- [Stated task] Every record should be copied exactly, except that pictures are to be omitted.

(Records from a data collection)
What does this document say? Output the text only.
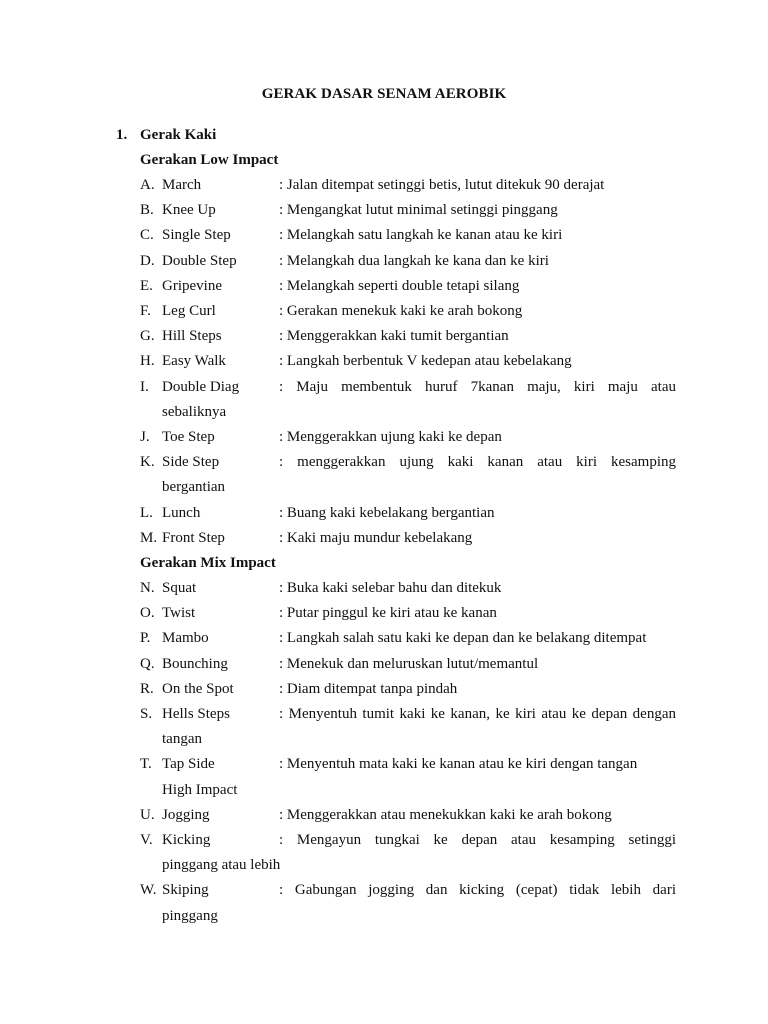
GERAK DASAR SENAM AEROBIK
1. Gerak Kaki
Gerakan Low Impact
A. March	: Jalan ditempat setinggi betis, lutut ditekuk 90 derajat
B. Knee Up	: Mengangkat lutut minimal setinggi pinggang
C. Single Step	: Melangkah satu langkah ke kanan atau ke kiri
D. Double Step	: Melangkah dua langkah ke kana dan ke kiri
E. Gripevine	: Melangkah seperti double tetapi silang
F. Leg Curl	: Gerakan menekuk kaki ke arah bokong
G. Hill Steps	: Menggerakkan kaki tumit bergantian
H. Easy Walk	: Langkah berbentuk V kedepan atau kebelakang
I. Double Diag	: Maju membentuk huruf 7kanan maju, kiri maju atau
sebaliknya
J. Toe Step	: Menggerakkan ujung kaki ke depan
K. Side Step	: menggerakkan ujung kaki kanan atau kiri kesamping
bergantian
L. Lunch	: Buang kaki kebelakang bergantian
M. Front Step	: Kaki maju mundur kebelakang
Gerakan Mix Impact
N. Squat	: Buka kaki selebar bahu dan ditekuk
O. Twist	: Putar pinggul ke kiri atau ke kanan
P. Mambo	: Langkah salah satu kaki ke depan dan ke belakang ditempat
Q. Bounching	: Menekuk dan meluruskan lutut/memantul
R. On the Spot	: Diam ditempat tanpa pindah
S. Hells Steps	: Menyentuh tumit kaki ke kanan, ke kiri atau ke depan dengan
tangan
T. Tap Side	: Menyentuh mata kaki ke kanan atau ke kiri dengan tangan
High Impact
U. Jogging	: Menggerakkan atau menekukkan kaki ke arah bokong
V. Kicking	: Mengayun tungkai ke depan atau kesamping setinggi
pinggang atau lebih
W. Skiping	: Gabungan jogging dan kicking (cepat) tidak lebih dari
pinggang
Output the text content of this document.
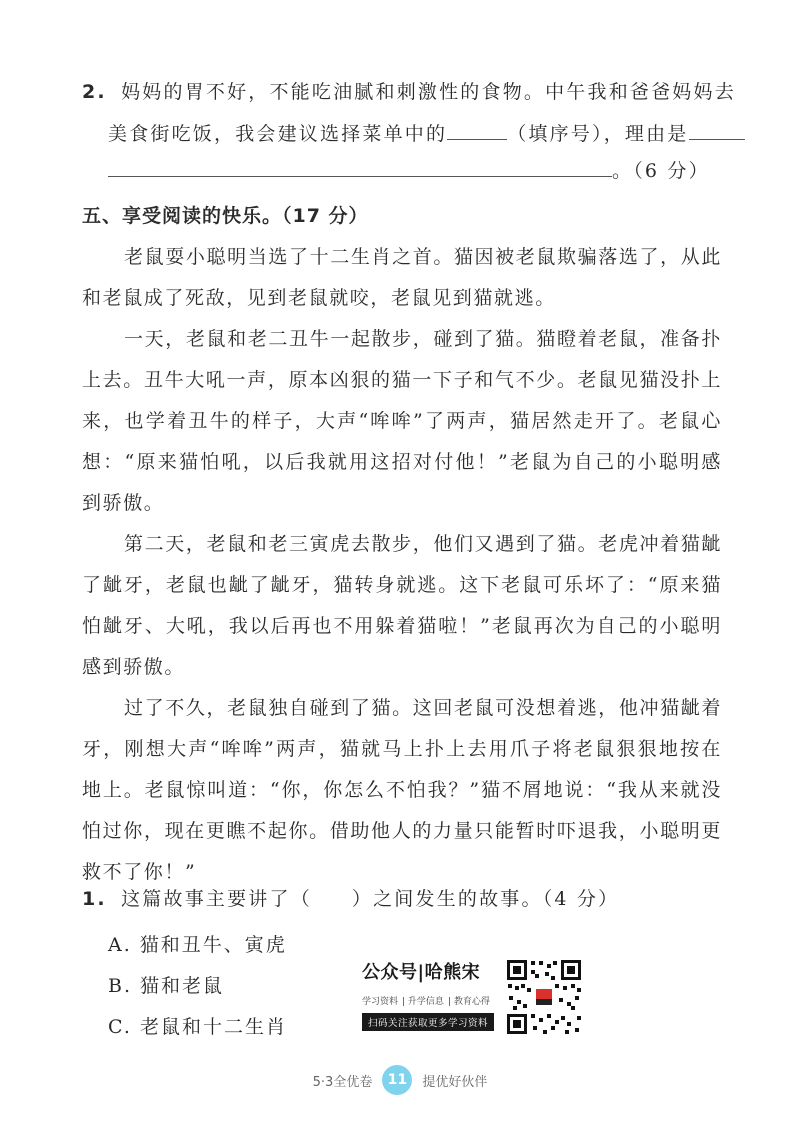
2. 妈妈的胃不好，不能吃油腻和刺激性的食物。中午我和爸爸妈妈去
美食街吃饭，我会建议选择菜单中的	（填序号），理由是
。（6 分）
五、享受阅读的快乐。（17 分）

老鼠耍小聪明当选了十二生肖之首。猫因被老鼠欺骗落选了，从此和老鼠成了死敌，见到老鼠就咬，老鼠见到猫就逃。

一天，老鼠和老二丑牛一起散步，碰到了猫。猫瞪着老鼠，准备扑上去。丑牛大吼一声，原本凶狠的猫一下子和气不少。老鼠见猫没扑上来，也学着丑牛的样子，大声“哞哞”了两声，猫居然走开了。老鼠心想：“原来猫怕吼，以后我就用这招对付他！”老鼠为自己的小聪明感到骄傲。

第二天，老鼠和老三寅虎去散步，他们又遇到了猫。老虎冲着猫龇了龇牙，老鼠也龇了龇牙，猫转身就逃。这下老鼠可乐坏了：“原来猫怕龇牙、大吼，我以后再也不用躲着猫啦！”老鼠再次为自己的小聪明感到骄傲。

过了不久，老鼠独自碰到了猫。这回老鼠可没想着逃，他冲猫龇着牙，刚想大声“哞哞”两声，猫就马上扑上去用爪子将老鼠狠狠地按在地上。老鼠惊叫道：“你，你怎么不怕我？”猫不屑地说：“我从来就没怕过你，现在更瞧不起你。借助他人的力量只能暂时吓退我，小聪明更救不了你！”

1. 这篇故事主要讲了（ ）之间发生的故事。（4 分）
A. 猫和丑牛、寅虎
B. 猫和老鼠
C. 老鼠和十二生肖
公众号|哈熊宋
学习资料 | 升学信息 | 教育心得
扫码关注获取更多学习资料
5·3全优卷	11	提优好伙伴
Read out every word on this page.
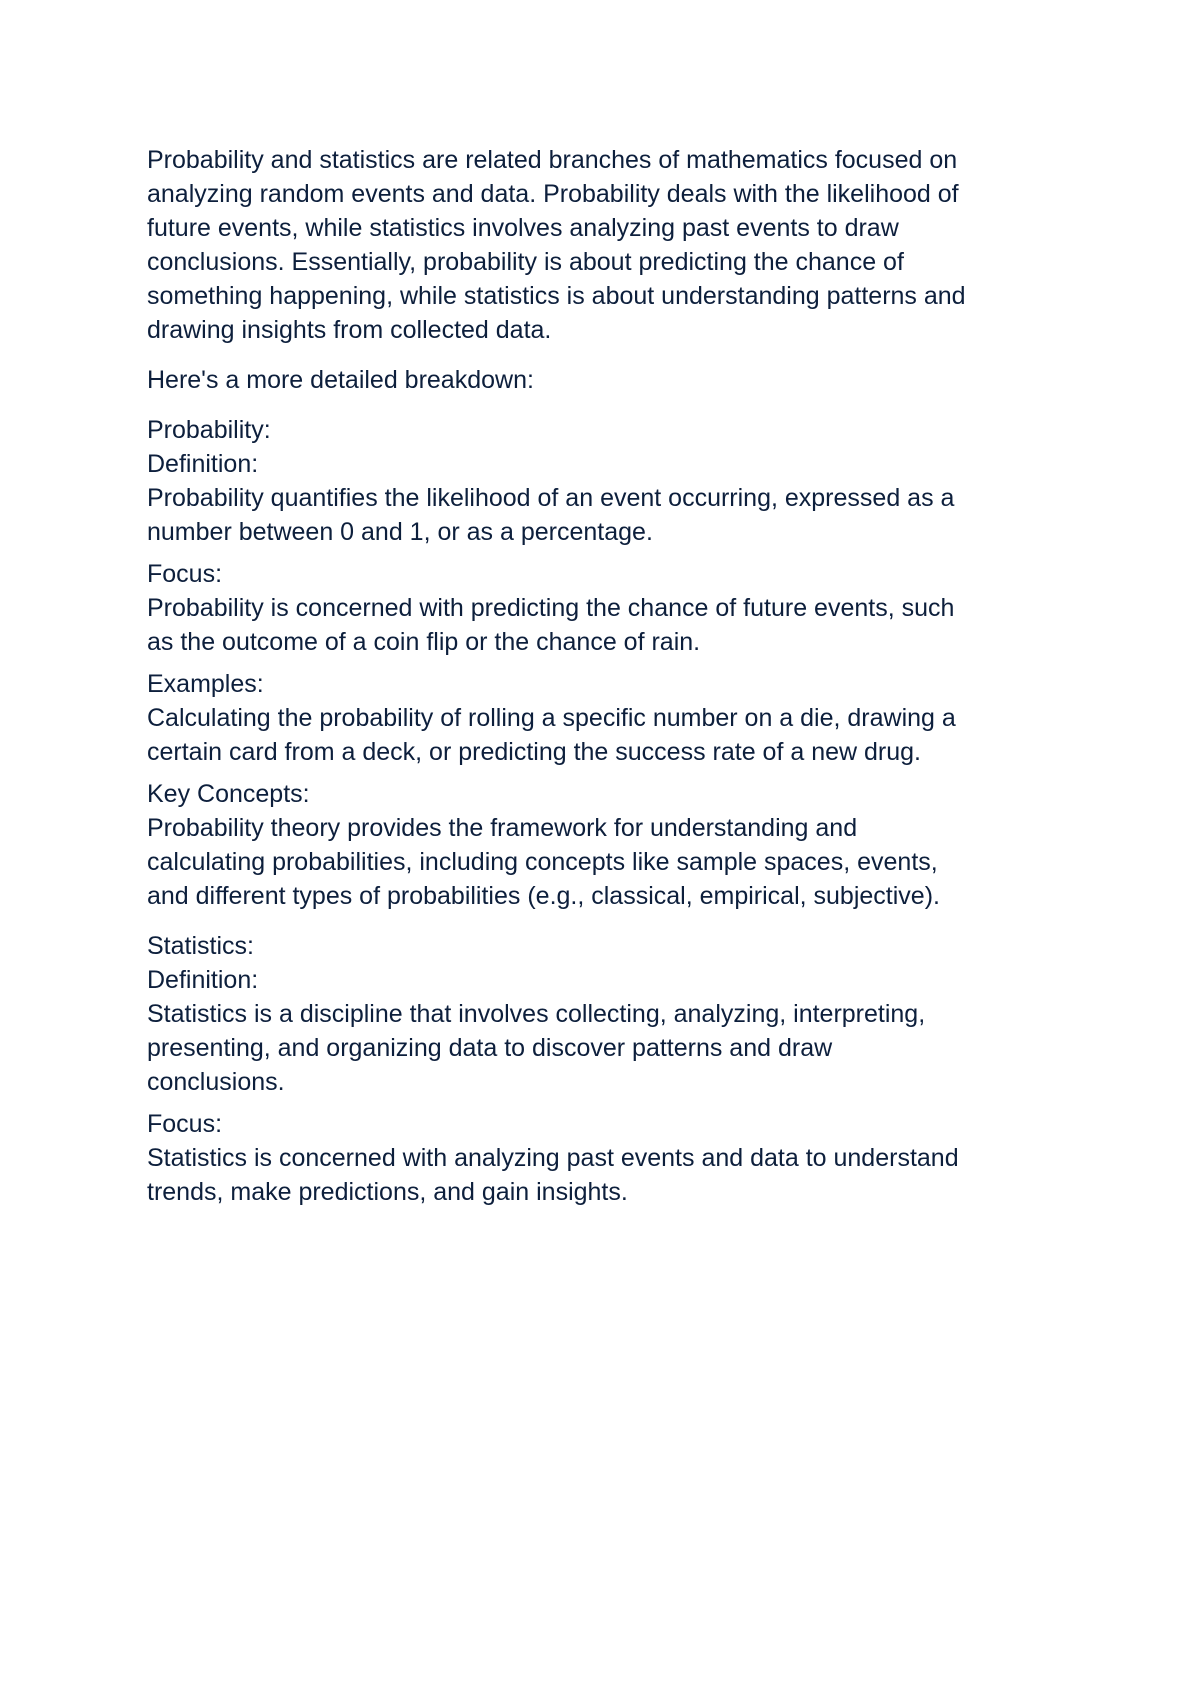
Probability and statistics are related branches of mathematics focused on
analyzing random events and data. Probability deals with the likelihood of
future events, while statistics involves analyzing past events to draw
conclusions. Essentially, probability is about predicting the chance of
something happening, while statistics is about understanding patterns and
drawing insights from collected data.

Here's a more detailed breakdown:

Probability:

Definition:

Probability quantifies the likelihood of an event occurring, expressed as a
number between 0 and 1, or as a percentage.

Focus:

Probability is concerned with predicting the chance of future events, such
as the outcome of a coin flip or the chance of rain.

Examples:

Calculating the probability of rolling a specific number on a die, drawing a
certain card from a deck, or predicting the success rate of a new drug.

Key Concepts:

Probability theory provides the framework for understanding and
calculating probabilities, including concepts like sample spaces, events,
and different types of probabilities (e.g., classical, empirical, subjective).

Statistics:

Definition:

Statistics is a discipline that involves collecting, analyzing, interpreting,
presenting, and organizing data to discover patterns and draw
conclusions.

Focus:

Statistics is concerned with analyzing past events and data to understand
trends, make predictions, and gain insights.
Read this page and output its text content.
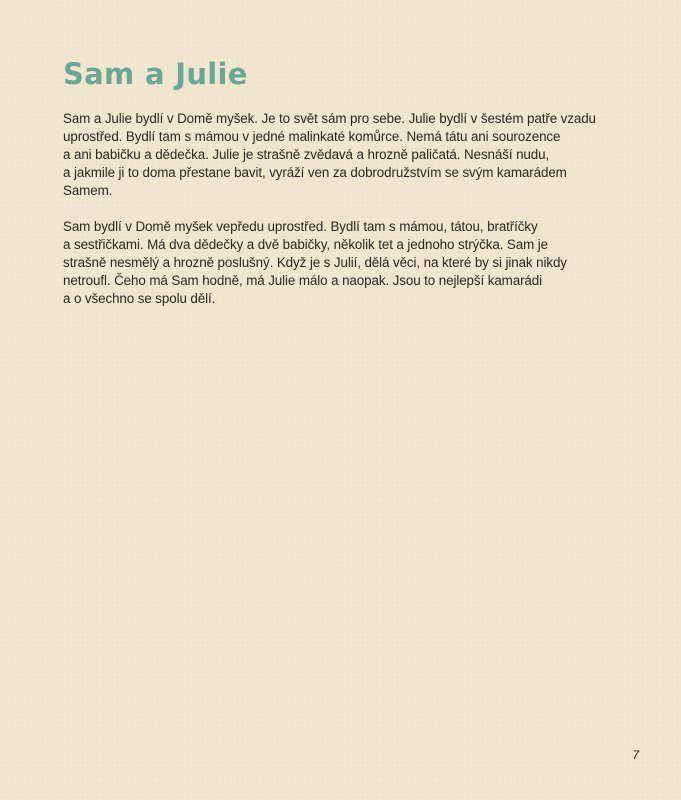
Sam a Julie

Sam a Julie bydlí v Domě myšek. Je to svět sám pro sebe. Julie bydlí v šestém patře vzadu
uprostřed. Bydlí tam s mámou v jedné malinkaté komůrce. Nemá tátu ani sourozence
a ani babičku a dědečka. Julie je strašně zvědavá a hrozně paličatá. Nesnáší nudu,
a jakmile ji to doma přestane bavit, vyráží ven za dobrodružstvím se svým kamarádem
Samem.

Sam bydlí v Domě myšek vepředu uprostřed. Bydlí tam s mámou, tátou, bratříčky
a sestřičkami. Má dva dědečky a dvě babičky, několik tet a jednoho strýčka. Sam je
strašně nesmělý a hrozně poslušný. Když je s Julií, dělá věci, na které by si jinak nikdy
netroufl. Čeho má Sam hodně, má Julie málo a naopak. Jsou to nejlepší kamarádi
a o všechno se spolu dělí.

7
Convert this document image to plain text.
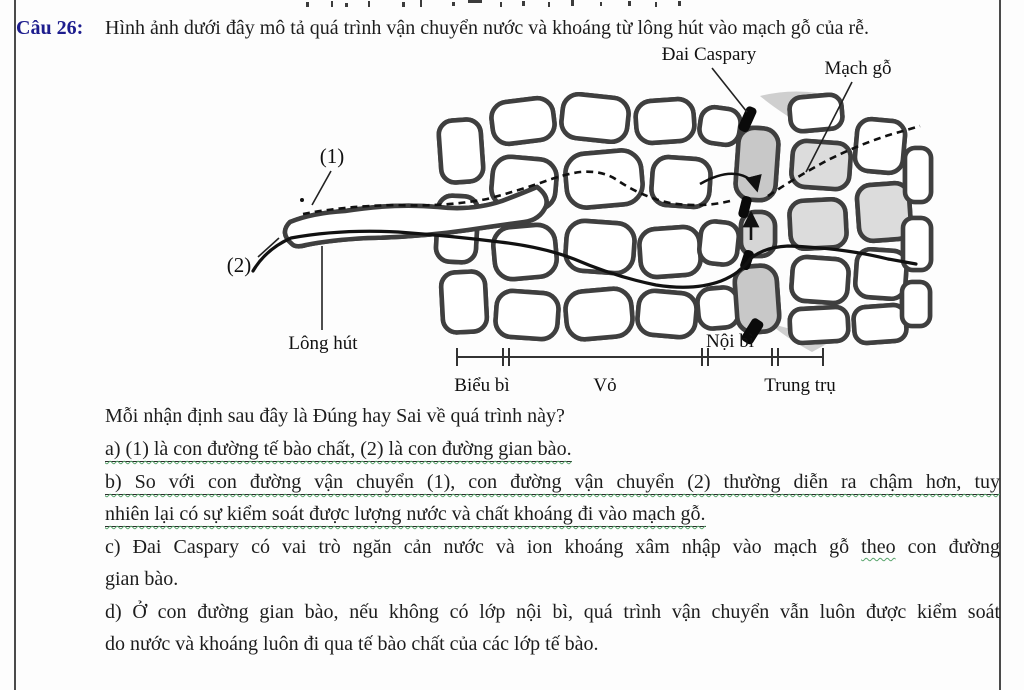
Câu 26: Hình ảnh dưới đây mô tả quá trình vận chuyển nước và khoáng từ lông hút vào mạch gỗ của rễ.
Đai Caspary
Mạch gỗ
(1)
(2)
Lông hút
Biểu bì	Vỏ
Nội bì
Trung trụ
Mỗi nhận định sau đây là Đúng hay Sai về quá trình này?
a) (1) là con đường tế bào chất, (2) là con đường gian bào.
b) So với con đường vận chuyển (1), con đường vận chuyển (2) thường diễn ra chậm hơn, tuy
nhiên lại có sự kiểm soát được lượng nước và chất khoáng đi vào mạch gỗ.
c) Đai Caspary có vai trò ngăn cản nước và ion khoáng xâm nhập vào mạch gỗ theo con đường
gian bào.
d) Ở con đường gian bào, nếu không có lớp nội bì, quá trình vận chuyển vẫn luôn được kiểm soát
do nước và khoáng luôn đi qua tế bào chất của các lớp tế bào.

- [Exercise answer]
What does this document say? Output the text only.
GERAK DASAR SENAM AEROBIK
1. Gerak Kaki
Gerakan Low Impact
A. March	: Jalan ditempat setinggi betis, lutut ditekuk 90 derajat
B. Knee Up	: Mengangkat lutut minimal setinggi pinggang
C. Single Step	: Melangkah satu langkah ke kanan atau ke kiri
D. Double Step	: Melangkah dua langkah ke kana dan ke kiri
E. Gripevine	: Melangkah seperti double tetapi silang
F. Leg Curl	: Gerakan menekuk kaki ke arah bokong
G. Hill Steps	: Menggerakkan kaki tumit bergantian
H. Easy Walk	: Langkah berbentuk V kedepan atau kebelakang
I. Double Diag	: Maju membentuk huruf 7kanan maju, kiri maju atau
sebaliknya
J. Toe Step	: Menggerakkan ujung kaki ke depan
K. Side Step	: menggerakkan ujung kaki kanan atau kiri kesamping
bergantian
L. Lunch	: Buang kaki kebelakang bergantian
M. Front Step	: Kaki maju mundur kebelakang
Gerakan Mix Impact
N. Squat	: Buka kaki selebar bahu dan ditekuk
O. Twist	: Putar pinggul ke kiri atau ke kanan
P. Mambo	: Langkah salah satu kaki ke depan dan ke belakang ditempat
Q. Bounching	: Menekuk dan meluruskan lutut/memantul
R. On the Spot	: Diam ditempat tanpa pindah
S. Hells Steps	: Menyentuh tumit kaki ke kanan, ke kiri atau ke depan dengan
tangan
T. Tap Side	: Menyentuh mata kaki ke kanan atau ke kiri dengan tangan
High Impact
U. Jogging	: Menggerakkan atau menekukkan kaki ke arah bokong
V. Kicking	: Mengayun tungkai ke depan atau kesamping setinggi
pinggang atau lebih
W. Skiping	: Gabungan jogging dan kicking (cepat) tidak lebih dari
pinggang
Output the text content of this document.
2. 妈妈的胃不好，不能吃油腻和刺激性的食物。中午我和爸爸妈妈去
美食街吃饭，我会建议选择菜单中的	（填序号），理由是
。（6 分）
五、享受阅读的快乐。（17 分）

老鼠耍小聪明当选了十二生肖之首。猫因被老鼠欺骗落选了，从此和老鼠成了死敌，见到老鼠就咬，老鼠见到猫就逃。

一天，老鼠和老二丑牛一起散步，碰到了猫。猫瞪着老鼠，准备扑上去。丑牛大吼一声，原本凶狠的猫一下子和气不少。老鼠见猫没扑上来，也学着丑牛的样子，大声“哞哞”了两声，猫居然走开了。老鼠心想：“原来猫怕吼，以后我就用这招对付他！”老鼠为自己的小聪明感到骄傲。

第二天，老鼠和老三寅虎去散步，他们又遇到了猫。老虎冲着猫龇了龇牙，老鼠也龇了龇牙，猫转身就逃。这下老鼠可乐坏了：“原来猫怕龇牙、大吼，我以后再也不用躲着猫啦！”老鼠再次为自己的小聪明感到骄傲。

过了不久，老鼠独自碰到了猫。这回老鼠可没想着逃，他冲猫龇着牙，刚想大声“哞哞”两声，猫就马上扑上去用爪子将老鼠狠狠地按在地上。老鼠惊叫道：“你，你怎么不怕我？”猫不屑地说：“我从来就没怕过你，现在更瞧不起你。借助他人的力量只能暂时吓退我，小聪明更救不了你！”

1. 这篇故事主要讲了（ ）之间发生的故事。（4 分）
A. 猫和丑牛、寅虎
B. 猫和老鼠
C. 老鼠和十二生肖
公众号|哈熊宋
学习资料 | 升学信息 | 教育心得
扫码关注获取更多学习资料
5·3全优卷	11	提优好伙伴
Read out every word on this page.
Probability and statistics are related branches of mathematics focused on
analyzing random events and data. Probability deals with the likelihood of
future events, while statistics involves analyzing past events to draw
conclusions. Essentially, probability is about predicting the chance of
something happening, while statistics is about understanding patterns and
drawing insights from collected data.

Here's a more detailed breakdown:

Probability:

Definition:

Probability quantifies the likelihood of an event occurring, expressed as a
number between 0 and 1, or as a percentage.

Focus:

Probability is concerned with predicting the chance of future events, such
as the outcome of a coin flip or the chance of rain.

Examples:

Calculating the probability of rolling a specific number on a die, drawing a
certain card from a deck, or predicting the success rate of a new drug.

Key Concepts:

Probability theory provides the framework for understanding and
calculating probabilities, including concepts like sample spaces, events,
and different types of probabilities (e.g., classical, empirical, subjective).

Statistics:

Definition:

Statistics is a discipline that involves collecting, analyzing, interpreting,
presenting, and organizing data to discover patterns and draw
conclusions.

Focus:

Statistics is concerned with analyzing past events and data to understand
trends, make predictions, and gain insights.
Read this page and output its text content.
Sam a Julie

Sam a Julie bydlí v Domě myšek. Je to svět sám pro sebe. Julie bydlí v šestém patře vzadu
uprostřed. Bydlí tam s mámou v jedné malinkaté komůrce. Nemá tátu ani sourozence
a ani babičku a dědečka. Julie je strašně zvědavá a hrozně paličatá. Nesnáší nudu,
a jakmile ji to doma přestane bavit, vyráží ven za dobrodružstvím se svým kamarádem
Samem.

Sam bydlí v Domě myšek vepředu uprostřed. Bydlí tam s mámou, tátou, bratříčky
a sestřičkami. Má dva dědečky a dvě babičky, několik tet a jednoho strýčka. Sam je
strašně nesmělý a hrozně poslušný. Když je s Julií, dělá věci, na které by si jinak nikdy
netroufl. Čeho má Sam hodně, má Julie málo a naopak. Jsou to nejlepší kamarádi
a o všechno se spolu dělí.

7
Convert this document image to plain text.
Câu 26: Hình ảnh dưới đây mô tả quá trình vận chuyển nước và khoáng từ lông hút vào mạch gỗ của rễ.
Đai Caspary
Mạch gỗ
(1)
(2)
Lông hút
Biểu bì	Vỏ
Nội bì
Trung trụ
Mỗi nhận định sau đây là Đúng hay Sai về quá trình này?
a) (1) là con đường tế bào chất, (2) là con đường gian bào.
b) So với con đường vận chuyển (1), con đường vận chuyển (2) thường diễn ra chậm hơn, tuy
nhiên lại có sự kiểm soát được lượng nước và chất khoáng đi vào mạch gỗ.
c) Đai Caspary có vai trò ngăn cản nước và ion khoáng xâm nhập vào mạch gỗ theo con đường
gian bào.
d) Ở con đường gian bào, nếu không có lớp nội bì, quá trình vận chuyển vẫn luôn được kiểm soát
do nước và khoáng luôn đi qua tế bào chất của các lớp tế bào.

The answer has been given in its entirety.